Task details :: Copy out all the lines where "document" shows up.

start Supplied information

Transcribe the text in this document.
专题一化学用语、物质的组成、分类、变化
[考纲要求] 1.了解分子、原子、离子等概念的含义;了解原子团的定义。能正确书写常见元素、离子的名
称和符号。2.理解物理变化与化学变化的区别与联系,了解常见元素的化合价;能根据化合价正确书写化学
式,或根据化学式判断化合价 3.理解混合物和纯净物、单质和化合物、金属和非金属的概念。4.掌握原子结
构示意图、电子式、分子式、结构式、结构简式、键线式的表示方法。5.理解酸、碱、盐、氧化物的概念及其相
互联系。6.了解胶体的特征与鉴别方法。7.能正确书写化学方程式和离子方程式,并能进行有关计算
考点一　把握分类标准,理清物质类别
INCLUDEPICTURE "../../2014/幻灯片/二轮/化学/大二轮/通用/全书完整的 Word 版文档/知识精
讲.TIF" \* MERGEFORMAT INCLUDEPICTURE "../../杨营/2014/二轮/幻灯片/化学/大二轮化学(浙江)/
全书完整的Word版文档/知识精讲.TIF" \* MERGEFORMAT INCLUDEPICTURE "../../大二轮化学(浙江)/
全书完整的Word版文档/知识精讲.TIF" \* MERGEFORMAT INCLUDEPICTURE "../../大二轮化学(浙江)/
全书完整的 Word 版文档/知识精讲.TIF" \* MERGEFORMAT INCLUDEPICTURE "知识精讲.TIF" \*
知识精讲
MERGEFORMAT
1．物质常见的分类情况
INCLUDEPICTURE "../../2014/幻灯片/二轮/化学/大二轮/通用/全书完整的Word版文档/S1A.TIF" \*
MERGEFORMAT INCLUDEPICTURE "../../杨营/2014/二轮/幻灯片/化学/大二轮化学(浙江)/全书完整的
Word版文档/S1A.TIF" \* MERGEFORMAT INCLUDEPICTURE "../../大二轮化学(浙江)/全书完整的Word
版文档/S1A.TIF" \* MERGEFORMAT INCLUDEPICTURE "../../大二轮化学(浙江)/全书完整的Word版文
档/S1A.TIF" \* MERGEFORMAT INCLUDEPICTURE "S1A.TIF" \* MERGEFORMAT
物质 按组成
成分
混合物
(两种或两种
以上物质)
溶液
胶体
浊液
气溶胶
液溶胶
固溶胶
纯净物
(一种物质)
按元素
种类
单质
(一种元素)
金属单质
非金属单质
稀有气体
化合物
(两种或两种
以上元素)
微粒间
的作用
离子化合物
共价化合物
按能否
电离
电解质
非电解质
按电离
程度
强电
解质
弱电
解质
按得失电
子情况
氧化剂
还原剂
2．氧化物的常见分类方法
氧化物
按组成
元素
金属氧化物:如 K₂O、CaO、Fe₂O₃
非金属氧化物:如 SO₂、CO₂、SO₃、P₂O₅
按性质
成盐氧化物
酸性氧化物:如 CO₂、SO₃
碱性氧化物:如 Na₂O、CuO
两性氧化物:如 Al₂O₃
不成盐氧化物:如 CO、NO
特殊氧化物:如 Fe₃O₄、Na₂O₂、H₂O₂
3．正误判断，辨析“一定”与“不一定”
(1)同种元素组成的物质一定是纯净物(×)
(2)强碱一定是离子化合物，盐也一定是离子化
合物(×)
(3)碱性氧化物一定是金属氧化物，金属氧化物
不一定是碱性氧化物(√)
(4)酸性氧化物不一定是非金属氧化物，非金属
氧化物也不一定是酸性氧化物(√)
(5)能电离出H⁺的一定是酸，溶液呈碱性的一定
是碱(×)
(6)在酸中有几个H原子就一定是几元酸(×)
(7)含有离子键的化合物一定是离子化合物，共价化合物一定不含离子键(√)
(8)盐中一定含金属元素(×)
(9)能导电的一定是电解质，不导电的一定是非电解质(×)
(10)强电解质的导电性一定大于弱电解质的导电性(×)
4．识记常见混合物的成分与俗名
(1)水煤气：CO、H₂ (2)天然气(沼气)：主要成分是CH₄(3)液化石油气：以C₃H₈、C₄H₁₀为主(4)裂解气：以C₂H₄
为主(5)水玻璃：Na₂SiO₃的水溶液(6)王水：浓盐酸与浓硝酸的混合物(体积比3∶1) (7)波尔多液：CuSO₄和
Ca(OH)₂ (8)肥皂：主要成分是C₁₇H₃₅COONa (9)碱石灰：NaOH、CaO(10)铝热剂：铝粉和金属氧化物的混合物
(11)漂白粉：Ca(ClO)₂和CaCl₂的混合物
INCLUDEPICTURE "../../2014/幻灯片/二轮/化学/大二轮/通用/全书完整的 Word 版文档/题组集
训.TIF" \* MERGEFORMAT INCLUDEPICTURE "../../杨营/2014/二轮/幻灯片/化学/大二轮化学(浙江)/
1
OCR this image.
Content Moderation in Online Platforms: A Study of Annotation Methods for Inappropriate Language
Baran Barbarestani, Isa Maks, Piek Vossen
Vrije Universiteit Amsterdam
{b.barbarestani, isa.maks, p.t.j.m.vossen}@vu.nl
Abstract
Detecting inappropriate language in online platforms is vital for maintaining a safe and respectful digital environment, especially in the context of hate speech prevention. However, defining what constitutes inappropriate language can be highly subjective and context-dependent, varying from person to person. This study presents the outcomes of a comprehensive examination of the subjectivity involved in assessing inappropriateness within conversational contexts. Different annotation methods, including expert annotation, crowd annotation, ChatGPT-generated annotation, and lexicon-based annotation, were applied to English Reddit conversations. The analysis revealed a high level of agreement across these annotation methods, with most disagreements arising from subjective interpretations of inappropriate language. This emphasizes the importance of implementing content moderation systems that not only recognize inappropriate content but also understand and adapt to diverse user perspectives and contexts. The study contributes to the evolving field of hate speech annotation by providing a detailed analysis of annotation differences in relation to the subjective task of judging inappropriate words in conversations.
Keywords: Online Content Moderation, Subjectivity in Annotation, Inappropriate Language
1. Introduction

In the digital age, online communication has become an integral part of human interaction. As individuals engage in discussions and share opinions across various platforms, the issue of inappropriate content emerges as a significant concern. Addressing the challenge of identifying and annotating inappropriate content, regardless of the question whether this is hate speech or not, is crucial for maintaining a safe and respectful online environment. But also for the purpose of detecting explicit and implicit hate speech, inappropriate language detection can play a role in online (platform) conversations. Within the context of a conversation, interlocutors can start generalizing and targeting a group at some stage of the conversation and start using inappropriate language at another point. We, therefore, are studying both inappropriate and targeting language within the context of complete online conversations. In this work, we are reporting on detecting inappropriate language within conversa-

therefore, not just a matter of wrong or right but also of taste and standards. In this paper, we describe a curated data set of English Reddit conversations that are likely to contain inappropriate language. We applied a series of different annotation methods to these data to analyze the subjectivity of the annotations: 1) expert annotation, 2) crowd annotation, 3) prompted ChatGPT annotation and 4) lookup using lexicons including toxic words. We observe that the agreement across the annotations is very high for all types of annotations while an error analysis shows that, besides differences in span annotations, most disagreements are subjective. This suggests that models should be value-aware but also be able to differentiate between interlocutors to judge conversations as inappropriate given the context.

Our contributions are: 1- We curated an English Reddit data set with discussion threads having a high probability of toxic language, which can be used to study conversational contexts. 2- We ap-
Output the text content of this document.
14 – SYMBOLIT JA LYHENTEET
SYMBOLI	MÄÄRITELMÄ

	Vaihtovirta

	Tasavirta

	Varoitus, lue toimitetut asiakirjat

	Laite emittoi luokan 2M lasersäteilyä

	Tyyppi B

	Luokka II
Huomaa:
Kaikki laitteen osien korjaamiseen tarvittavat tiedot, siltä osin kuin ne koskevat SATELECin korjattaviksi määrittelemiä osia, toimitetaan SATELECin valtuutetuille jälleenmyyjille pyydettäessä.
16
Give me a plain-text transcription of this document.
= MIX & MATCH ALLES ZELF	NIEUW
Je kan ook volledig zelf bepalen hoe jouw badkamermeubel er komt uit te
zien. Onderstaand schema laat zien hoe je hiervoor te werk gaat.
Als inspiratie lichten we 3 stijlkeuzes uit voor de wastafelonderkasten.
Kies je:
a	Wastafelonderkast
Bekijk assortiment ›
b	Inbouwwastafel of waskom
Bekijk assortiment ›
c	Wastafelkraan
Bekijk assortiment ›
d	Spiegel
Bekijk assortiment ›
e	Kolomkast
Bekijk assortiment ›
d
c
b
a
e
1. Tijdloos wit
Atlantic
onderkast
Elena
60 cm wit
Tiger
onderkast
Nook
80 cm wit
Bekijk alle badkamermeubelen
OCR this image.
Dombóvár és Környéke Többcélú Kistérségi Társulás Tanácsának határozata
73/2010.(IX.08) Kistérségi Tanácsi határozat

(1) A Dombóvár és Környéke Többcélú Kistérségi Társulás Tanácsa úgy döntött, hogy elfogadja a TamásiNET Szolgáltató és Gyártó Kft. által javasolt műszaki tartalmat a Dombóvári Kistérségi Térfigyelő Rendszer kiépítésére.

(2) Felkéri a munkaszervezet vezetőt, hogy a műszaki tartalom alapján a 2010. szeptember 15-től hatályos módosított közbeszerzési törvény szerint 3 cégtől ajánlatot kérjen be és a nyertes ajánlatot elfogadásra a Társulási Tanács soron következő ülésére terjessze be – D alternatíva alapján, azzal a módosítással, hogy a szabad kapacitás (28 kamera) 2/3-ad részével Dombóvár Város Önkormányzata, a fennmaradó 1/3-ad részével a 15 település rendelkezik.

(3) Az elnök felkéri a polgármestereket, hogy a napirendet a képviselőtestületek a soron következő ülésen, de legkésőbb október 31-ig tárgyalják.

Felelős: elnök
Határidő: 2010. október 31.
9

end Supplied information

Worked solution ::
Transcribe the text in this document.
Output the text content of this document.
Give me a plain-text transcription of this document.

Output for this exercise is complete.